REQUIRED TASK =
Quote the records that follow in full, leaving the pictures out.

Stored data entries:
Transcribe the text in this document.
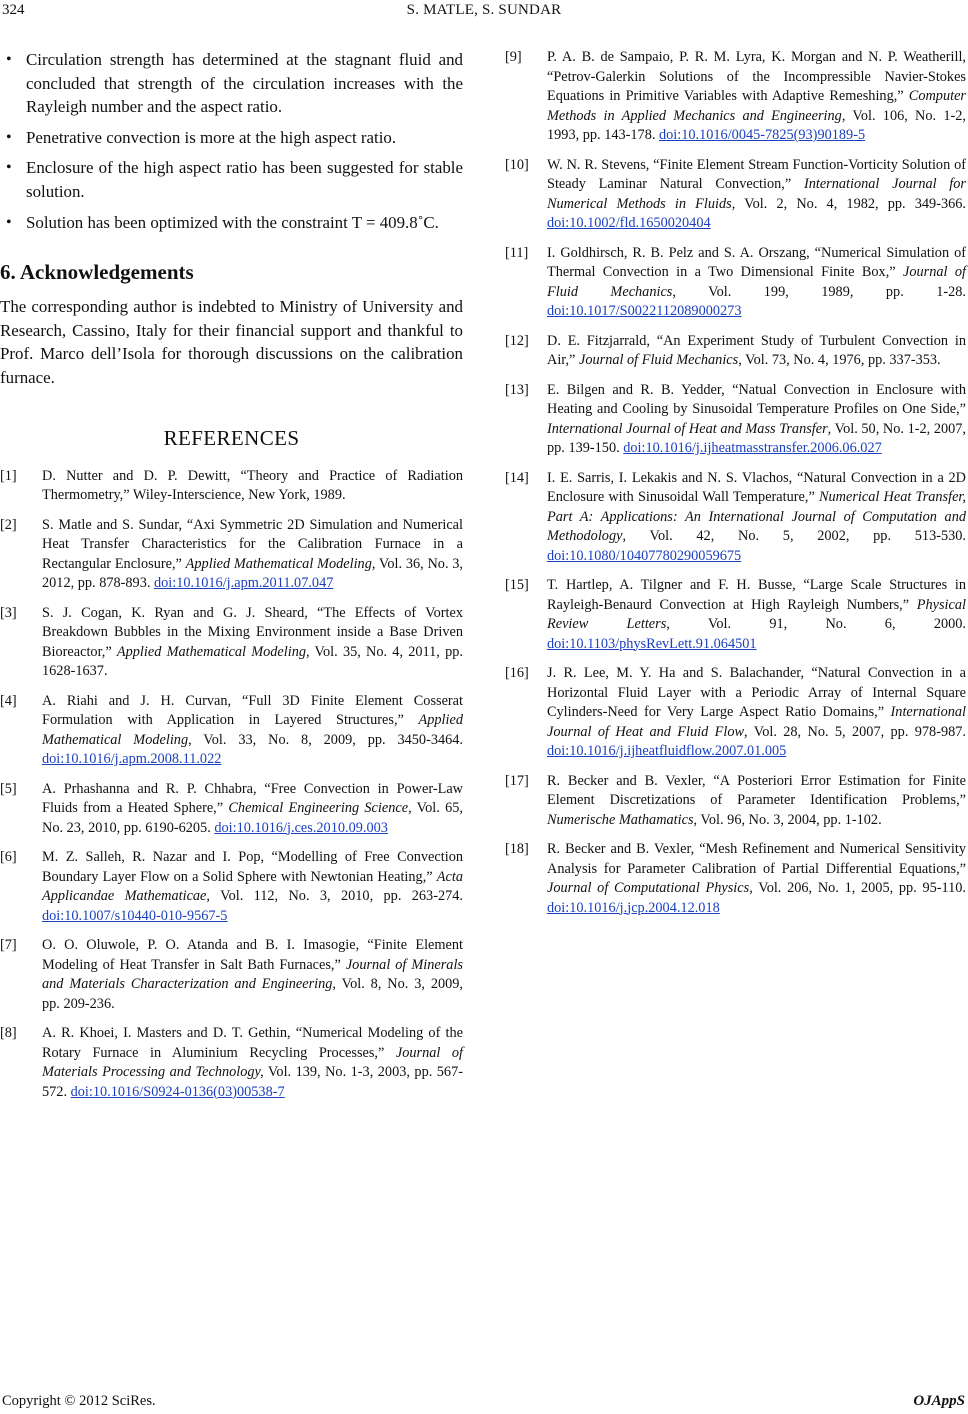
324	S. MATLE, S. SUNDAR
• Circulation strength has determined at the stagnant fluid and concluded that strength of the circulation increases with the Rayleigh number and the aspect ratio.
• Penetrative convection is more at the high aspect ratio.
• Enclosure of the high aspect ratio has been suggested for stable solution.
• Solution has been optimized with the constraint T = 409.8˚C.
6. Acknowledgements
The corresponding author is indebted to Ministry of University and Research, Cassino, Italy for their financial support and thankful to Prof. Marco dell’Isola for thorough discussions on the calibration furnace.
REFERENCES
[1] D. Nutter and D. P. Dewitt, “Theory and Practice of Radiation Thermometry,” Wiley-Interscience, New York, 1989.
[2] S. Matle and S. Sundar, “Axi Symmetric 2D Simulation and Numerical Heat Transfer Characteristics for the Calibration Furnace in a Rectangular Enclosure,” Applied Mathematical Modeling, Vol. 36, No. 3, 2012, pp. 878-893. doi:10.1016/j.apm.2011.07.047
[3] S. J. Cogan, K. Ryan and G. J. Sheard, “The Effects of Vortex Breakdown Bubbles in the Mixing Environment inside a Base Driven Bioreactor,” Applied Mathematical Modeling, Vol. 35, No. 4, 2011, pp. 1628-1637.
[4] A. Riahi and J. H. Curvan, “Full 3D Finite Element Cosserat Formulation with Application in Layered Structures,” Applied Mathematical Modeling, Vol. 33, No. 8, 2009, pp. 3450-3464. doi:10.1016/j.apm.2008.11.022
[5] A. Prhashanna and R. P. Chhabra, “Free Convection in Power-Law Fluids from a Heated Sphere,” Chemical Engineering Science, Vol. 65, No. 23, 2010, pp. 6190-6205. doi:10.1016/j.ces.2010.09.003
[6] M. Z. Salleh, R. Nazar and I. Pop, “Modelling of Free Convection Boundary Layer Flow on a Solid Sphere with Newtonian Heating,” Acta Applicandae Mathematicae, Vol. 112, No. 3, 2010, pp. 263-274. doi:10.1007/s10440-010-9567-5
[7] O. O. Oluwole, P. O. Atanda and B. I. Imasogie, “Finite Element Modeling of Heat Transfer in Salt Bath Furnaces,” Journal of Minerals and Materials Characterization and Engineering, Vol. 8, No. 3, 2009, pp. 209-236.
[8] A. R. Khoei, I. Masters and D. T. Gethin, “Numerical Modeling of the Rotary Furnace in Aluminium Recycling Processes,” Journal of Materials Processing and Technology, Vol. 139, No. 1-3, 2003, pp. 567-572. doi:10.1016/S0924-0136(03)00538-7
[9] P. A. B. de Sampaio, P. R. M. Lyra, K. Morgan and N. P. Weatherill, “Petrov-Galerkin Solutions of the Incompressible Navier-Stokes Equations in Primitive Variables with Adaptive Remeshing,” Computer Methods in Applied Mechanics and Engineering, Vol. 106, No. 1-2, 1993, pp. 143-178. doi:10.1016/0045-7825(93)90189-5
[10] W. N. R. Stevens, “Finite Element Stream Function-Vorticity Solution of Steady Laminar Natural Convection,” International Journal for Numerical Methods in Fluids, Vol. 2, No. 4, 1982, pp. 349-366. doi:10.1002/fld.1650020404
[11] I. Goldhirsch, R. B. Pelz and S. A. Orszang, “Numerical Simulation of Thermal Convection in a Two Dimensional Finite Box,” Journal of Fluid Mechanics, Vol. 199, 1989, pp. 1-28. doi:10.1017/S0022112089000273
[12] D. E. Fitzjarrald, “An Experiment Study of Turbulent Convection in Air,” Journal of Fluid Mechanics, Vol. 73, No. 4, 1976, pp. 337-353.
[13] E. Bilgen and R. B. Yedder, “Natual Convection in Enclosure with Heating and Cooling by Sinusoidal Temperature Profiles on One Side,” International Journal of Heat and Mass Transfer, Vol. 50, No. 1-2, 2007, pp. 139-150. doi:10.1016/j.ijheatmasstransfer.2006.06.027
[14] I. E. Sarris, I. Lekakis and N. S. Vlachos, “Natural Convection in a 2D Enclosure with Sinusoidal Wall Temperature,” Numerical Heat Transfer, Part A: Applications: An International Journal of Computation and Methodology, Vol. 42, No. 5, 2002, pp. 513-530. doi:10.1080/10407780290059675
[15] T. Hartlep, A. Tilgner and F. H. Busse, “Large Scale Structures in Rayleigh-Benaurd Convection at High Rayleigh Numbers,” Physical Review Letters, Vol. 91, No. 6, 2000. doi:10.1103/physRevLett.91.064501
[16] J. R. Lee, M. Y. Ha and S. Balachander, “Natural Convection in a Horizontal Fluid Layer with a Periodic Array of Internal Square Cylinders-Need for Very Large Aspect Ratio Domains,” International Journal of Heat and Fluid Flow, Vol. 28, No. 5, 2007, pp. 978-987. doi:10.1016/j.ijheatfluidflow.2007.01.005
[17] R. Becker and B. Vexler, “A Posteriori Error Estimation for Finite Element Discretizations of Parameter Identification Problems,” Numerische Mathamatics, Vol. 96, No. 3, 2004, pp. 1-102.
[18] R. Becker and B. Vexler, “Mesh Refinement and Numerical Sensitivity Analysis for Parameter Calibration of Partial Differential Equations,” Journal of Computational Physics, Vol. 206, No. 1, 2005, pp. 95-110. doi:10.1016/j.jcp.2004.12.018
Copyright © 2012 SciRes.	OJAppS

EXPECTED ANSWER =
Transcribe the text in this document.
324	S. MATLE, S. SUNDAR
• Circulation strength has determined at the stagnant fluid and concluded that strength of the circulation increases with the Rayleigh number and the aspect ratio.
• Penetrative convection is more at the high aspect ratio.
• Enclosure of the high aspect ratio has been suggested for stable solution.
• Solution has been optimized with the constraint T = 409.8˚C.
6. Acknowledgements
The corresponding author is indebted to Ministry of University and Research, Cassino, Italy for their financial support and thankful to Prof. Marco dell’Isola for thorough discussions on the calibration furnace.
REFERENCES
[1] D. Nutter and D. P. Dewitt, “Theory and Practice of Radiation Thermometry,” Wiley-Interscience, New York, 1989.
[2] S. Matle and S. Sundar, “Axi Symmetric 2D Simulation and Numerical Heat Transfer Characteristics for the Calibration Furnace in a Rectangular Enclosure,” Applied Mathematical Modeling, Vol. 36, No. 3, 2012, pp. 878-893. doi:10.1016/j.apm.2011.07.047
[3] S. J. Cogan, K. Ryan and G. J. Sheard, “The Effects of Vortex Breakdown Bubbles in the Mixing Environment inside a Base Driven Bioreactor,” Applied Mathematical Modeling, Vol. 35, No. 4, 2011, pp. 1628-1637.
[4] A. Riahi and J. H. Curvan, “Full 3D Finite Element Cosserat Formulation with Application in Layered Structures,” Applied Mathematical Modeling, Vol. 33, No. 8, 2009, pp. 3450-3464. doi:10.1016/j.apm.2008.11.022
[5] A. Prhashanna and R. P. Chhabra, “Free Convection in Power-Law Fluids from a Heated Sphere,” Chemical Engineering Science, Vol. 65, No. 23, 2010, pp. 6190-6205. doi:10.1016/j.ces.2010.09.003
[6] M. Z. Salleh, R. Nazar and I. Pop, “Modelling of Free Convection Boundary Layer Flow on a Solid Sphere with Newtonian Heating,” Acta Applicandae Mathematicae, Vol. 112, No. 3, 2010, pp. 263-274. doi:10.1007/s10440-010-9567-5
[7] O. O. Oluwole, P. O. Atanda and B. I. Imasogie, “Finite Element Modeling of Heat Transfer in Salt Bath Furnaces,” Journal of Minerals and Materials Characterization and Engineering, Vol. 8, No. 3, 2009, pp. 209-236.
[8] A. R. Khoei, I. Masters and D. T. Gethin, “Numerical Modeling of the Rotary Furnace in Aluminium Recycling Processes,” Journal of Materials Processing and Technology, Vol. 139, No. 1-3, 2003, pp. 567-572. doi:10.1016/S0924-0136(03)00538-7
[9] P. A. B. de Sampaio, P. R. M. Lyra, K. Morgan and N. P. Weatherill, “Petrov-Galerkin Solutions of the Incompressible Navier-Stokes Equations in Primitive Variables with Adaptive Remeshing,” Computer Methods in Applied Mechanics and Engineering, Vol. 106, No. 1-2, 1993, pp. 143-178. doi:10.1016/0045-7825(93)90189-5
[10] W. N. R. Stevens, “Finite Element Stream Function-Vorticity Solution of Steady Laminar Natural Convection,” International Journal for Numerical Methods in Fluids, Vol. 2, No. 4, 1982, pp. 349-366. doi:10.1002/fld.1650020404
[11] I. Goldhirsch, R. B. Pelz and S. A. Orszang, “Numerical Simulation of Thermal Convection in a Two Dimensional Finite Box,” Journal of Fluid Mechanics, Vol. 199, 1989, pp. 1-28. doi:10.1017/S0022112089000273
[12] D. E. Fitzjarrald, “An Experiment Study of Turbulent Convection in Air,” Journal of Fluid Mechanics, Vol. 73, No. 4, 1976, pp. 337-353.
[13] E. Bilgen and R. B. Yedder, “Natual Convection in Enclosure with Heating and Cooling by Sinusoidal Temperature Profiles on One Side,” International Journal of Heat and Mass Transfer, Vol. 50, No. 1-2, 2007, pp. 139-150. doi:10.1016/j.ijheatmasstransfer.2006.06.027
[14] I. E. Sarris, I. Lekakis and N. S. Vlachos, “Natural Convection in a 2D Enclosure with Sinusoidal Wall Temperature,” Numerical Heat Transfer, Part A: Applications: An International Journal of Computation and Methodology, Vol. 42, No. 5, 2002, pp. 513-530. doi:10.1080/10407780290059675
[15] T. Hartlep, A. Tilgner and F. H. Busse, “Large Scale Structures in Rayleigh-Benaurd Convection at High Rayleigh Numbers,” Physical Review Letters, Vol. 91, No. 6, 2000. doi:10.1103/physRevLett.91.064501
[16] J. R. Lee, M. Y. Ha and S. Balachander, “Natural Convection in a Horizontal Fluid Layer with a Periodic Array of Internal Square Cylinders-Need for Very Large Aspect Ratio Domains,” International Journal of Heat and Fluid Flow, Vol. 28, No. 5, 2007, pp. 978-987. doi:10.1016/j.ijheatfluidflow.2007.01.005
[17] R. Becker and B. Vexler, “A Posteriori Error Estimation for Finite Element Discretizations of Parameter Identification Problems,” Numerische Mathamatics, Vol. 96, No. 3, 2004, pp. 1-102.
[18] R. Becker and B. Vexler, “Mesh Refinement and Numerical Sensitivity Analysis for Parameter Calibration of Partial Differential Equations,” Journal of Computational Physics, Vol. 206, No. 1, 2005, pp. 95-110. doi:10.1016/j.jcp.2004.12.018
Copyright © 2012 SciRes.	OJAppS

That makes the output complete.